-- Exercise --
Write out exactly, please, the lines from the one containing "Convert this document image to plain text." to the end of the material.

====== Recorded information

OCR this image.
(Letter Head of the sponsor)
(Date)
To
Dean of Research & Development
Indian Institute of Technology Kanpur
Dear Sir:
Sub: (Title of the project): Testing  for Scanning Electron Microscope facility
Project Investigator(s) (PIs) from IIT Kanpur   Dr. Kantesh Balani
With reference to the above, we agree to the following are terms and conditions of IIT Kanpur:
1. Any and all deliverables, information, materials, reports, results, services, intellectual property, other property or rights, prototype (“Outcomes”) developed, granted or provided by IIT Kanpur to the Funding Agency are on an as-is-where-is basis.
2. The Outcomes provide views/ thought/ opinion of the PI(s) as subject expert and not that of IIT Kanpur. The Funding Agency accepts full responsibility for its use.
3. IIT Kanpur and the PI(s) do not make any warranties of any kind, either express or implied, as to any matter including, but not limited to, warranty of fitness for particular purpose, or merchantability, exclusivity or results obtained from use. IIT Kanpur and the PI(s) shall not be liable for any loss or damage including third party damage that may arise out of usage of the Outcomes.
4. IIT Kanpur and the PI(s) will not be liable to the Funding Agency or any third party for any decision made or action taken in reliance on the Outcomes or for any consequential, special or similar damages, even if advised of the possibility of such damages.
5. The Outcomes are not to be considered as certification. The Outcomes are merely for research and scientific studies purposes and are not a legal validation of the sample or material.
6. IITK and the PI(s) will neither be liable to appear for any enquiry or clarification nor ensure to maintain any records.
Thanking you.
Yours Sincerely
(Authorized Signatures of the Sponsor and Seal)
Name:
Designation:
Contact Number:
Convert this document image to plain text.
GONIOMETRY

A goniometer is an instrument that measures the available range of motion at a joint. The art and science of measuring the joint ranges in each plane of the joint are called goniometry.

============

-- Output below --
Convert this document image to plain text.
GONIOMETRY

A goniometer is an instrument that measures the available range of motion at a joint. The art and science of measuring the joint ranges in each plane of the joint are called goniometry.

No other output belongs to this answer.